Your goal >> Extract each line bearing the word "number".

* * * * *

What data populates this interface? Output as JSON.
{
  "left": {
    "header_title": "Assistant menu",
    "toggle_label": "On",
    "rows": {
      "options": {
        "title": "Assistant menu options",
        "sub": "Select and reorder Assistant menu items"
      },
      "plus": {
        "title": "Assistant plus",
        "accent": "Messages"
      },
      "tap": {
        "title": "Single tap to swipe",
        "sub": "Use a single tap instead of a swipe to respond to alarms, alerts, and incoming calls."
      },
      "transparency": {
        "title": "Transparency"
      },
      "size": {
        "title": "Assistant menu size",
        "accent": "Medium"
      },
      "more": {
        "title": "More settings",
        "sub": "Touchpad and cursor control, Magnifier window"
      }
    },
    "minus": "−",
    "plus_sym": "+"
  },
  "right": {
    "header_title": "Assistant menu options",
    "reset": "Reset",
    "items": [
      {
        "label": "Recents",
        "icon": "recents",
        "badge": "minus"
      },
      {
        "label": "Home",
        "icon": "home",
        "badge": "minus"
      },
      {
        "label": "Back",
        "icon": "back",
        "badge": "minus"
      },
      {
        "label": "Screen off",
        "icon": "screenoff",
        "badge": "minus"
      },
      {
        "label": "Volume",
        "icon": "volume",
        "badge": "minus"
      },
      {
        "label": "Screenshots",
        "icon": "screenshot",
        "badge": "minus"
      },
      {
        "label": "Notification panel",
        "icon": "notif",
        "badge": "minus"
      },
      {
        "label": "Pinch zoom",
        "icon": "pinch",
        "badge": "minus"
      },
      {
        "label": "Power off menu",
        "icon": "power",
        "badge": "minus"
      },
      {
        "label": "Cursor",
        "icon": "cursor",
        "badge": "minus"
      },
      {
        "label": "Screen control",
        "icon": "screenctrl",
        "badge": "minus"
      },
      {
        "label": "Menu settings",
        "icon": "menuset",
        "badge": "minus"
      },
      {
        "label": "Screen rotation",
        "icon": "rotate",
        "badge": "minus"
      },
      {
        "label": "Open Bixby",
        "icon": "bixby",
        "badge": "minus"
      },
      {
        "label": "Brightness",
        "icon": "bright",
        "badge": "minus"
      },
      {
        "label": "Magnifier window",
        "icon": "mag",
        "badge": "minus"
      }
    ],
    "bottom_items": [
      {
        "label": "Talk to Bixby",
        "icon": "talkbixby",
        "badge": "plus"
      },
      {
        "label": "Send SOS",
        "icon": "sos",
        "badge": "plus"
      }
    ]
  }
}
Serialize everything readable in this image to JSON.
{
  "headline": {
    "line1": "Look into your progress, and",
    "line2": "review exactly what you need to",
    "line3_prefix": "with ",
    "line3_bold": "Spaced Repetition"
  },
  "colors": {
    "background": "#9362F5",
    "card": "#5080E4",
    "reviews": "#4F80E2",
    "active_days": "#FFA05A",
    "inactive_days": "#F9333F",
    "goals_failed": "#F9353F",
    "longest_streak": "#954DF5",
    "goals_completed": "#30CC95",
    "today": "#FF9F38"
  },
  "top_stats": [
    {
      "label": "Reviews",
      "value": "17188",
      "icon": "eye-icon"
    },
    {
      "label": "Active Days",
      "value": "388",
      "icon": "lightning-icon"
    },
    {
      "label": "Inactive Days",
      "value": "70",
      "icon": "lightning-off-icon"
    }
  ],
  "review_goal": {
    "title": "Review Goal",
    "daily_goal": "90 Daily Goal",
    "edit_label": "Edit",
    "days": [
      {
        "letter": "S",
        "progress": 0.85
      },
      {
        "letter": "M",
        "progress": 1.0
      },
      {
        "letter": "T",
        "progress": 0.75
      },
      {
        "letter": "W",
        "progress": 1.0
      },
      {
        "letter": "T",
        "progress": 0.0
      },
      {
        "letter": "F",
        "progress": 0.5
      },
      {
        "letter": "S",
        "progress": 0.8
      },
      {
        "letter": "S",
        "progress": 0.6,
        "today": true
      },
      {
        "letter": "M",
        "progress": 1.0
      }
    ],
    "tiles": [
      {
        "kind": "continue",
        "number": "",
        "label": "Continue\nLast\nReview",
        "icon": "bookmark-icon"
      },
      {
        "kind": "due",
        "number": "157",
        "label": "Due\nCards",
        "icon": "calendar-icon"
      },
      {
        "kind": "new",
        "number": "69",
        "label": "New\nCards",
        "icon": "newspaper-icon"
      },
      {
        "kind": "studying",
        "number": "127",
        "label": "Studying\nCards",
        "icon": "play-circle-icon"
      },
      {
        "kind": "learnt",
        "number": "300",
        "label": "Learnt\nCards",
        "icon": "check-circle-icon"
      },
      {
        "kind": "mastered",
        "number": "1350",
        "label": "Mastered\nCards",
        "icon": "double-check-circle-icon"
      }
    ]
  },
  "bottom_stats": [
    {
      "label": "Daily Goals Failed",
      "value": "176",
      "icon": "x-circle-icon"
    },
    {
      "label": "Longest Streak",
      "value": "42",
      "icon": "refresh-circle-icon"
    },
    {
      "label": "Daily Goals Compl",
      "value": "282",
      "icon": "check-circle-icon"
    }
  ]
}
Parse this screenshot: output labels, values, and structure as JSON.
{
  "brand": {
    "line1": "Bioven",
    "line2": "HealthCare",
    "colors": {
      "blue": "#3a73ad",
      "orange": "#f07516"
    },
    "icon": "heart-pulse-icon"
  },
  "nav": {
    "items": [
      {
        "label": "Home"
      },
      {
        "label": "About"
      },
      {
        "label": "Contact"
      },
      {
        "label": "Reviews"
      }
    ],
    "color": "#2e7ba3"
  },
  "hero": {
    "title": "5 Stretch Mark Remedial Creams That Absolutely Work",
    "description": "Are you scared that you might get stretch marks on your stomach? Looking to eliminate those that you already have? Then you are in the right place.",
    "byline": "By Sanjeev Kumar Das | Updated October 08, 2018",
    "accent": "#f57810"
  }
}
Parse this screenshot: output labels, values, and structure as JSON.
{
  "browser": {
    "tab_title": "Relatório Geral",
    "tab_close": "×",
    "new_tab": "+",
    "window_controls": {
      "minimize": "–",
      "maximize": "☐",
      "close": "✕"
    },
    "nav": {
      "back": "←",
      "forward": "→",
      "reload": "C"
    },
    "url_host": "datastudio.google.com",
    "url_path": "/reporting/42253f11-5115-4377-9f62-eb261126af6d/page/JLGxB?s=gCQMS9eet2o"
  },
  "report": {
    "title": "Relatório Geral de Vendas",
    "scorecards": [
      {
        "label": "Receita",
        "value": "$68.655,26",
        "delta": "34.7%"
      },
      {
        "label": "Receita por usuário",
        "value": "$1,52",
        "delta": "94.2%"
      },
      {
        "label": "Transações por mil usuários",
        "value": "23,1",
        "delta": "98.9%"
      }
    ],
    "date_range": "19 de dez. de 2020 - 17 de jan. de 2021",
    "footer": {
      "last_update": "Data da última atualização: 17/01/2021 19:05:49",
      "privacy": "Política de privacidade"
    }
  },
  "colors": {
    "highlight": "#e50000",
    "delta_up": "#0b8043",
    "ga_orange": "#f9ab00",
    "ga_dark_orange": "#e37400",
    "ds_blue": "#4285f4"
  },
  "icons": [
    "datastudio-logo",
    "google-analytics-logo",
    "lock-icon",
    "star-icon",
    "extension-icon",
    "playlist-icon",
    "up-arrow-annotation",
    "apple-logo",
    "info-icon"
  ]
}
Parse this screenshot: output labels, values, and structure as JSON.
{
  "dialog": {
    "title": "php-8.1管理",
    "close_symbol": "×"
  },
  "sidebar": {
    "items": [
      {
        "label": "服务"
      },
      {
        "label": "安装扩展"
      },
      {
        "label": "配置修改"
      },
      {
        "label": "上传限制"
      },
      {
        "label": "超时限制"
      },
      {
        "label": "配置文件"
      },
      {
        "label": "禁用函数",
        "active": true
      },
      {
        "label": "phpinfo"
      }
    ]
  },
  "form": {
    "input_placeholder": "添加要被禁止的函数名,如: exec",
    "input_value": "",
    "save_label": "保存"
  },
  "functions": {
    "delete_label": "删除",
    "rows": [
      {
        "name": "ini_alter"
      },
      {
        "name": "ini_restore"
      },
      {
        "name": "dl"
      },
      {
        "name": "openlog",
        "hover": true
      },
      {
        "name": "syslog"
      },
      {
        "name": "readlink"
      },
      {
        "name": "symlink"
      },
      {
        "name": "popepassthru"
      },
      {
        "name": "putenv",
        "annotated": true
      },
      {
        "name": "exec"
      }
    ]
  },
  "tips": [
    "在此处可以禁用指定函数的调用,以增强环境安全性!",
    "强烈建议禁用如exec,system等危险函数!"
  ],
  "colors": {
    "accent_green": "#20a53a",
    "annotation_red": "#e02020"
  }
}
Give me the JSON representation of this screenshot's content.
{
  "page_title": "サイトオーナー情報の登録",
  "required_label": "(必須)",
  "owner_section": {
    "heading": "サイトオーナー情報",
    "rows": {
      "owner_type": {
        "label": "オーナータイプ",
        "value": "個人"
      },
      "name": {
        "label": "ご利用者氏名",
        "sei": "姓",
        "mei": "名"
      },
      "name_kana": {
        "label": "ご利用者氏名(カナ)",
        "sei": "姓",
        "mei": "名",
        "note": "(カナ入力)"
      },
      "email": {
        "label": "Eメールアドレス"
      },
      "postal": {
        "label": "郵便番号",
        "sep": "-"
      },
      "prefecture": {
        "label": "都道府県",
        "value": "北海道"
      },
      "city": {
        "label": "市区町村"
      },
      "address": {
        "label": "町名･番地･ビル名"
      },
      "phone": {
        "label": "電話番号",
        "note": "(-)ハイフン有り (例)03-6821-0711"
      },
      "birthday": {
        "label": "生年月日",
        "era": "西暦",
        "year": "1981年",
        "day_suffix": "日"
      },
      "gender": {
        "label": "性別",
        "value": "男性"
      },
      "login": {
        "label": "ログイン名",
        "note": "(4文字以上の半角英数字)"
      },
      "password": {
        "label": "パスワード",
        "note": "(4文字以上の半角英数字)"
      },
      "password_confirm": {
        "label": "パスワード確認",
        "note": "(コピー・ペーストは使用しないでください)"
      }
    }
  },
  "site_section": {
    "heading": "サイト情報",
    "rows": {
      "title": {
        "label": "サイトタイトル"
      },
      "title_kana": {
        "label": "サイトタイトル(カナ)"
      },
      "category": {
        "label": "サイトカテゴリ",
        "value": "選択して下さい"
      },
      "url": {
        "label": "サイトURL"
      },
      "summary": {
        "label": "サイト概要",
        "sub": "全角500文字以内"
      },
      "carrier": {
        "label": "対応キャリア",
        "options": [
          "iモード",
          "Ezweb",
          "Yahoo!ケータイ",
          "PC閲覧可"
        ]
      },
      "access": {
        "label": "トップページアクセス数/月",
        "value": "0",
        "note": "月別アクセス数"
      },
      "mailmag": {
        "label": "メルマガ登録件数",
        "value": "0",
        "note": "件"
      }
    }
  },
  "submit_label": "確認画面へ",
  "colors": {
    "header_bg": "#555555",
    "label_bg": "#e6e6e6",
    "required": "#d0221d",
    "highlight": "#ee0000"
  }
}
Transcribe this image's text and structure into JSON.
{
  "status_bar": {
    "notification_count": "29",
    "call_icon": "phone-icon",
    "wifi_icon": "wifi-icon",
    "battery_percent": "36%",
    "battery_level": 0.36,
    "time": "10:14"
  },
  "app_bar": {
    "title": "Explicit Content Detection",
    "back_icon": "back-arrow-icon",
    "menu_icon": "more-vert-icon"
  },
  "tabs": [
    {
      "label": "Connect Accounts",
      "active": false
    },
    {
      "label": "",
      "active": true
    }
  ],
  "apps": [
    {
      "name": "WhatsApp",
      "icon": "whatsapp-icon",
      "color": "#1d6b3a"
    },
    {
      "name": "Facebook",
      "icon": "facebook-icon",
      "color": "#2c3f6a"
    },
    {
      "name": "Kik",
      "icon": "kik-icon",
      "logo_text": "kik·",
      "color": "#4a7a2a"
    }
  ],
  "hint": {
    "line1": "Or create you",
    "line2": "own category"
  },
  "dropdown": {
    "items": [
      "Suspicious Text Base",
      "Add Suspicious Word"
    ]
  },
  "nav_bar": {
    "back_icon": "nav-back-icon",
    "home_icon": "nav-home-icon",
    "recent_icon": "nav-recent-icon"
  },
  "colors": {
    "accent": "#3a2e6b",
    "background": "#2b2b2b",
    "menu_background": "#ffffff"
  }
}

* * * * *

Expected answer >>
        "number": "",
        "number": "157",
        "number": "69",
        "number": "127",
        "number": "300",
        "number": "1350",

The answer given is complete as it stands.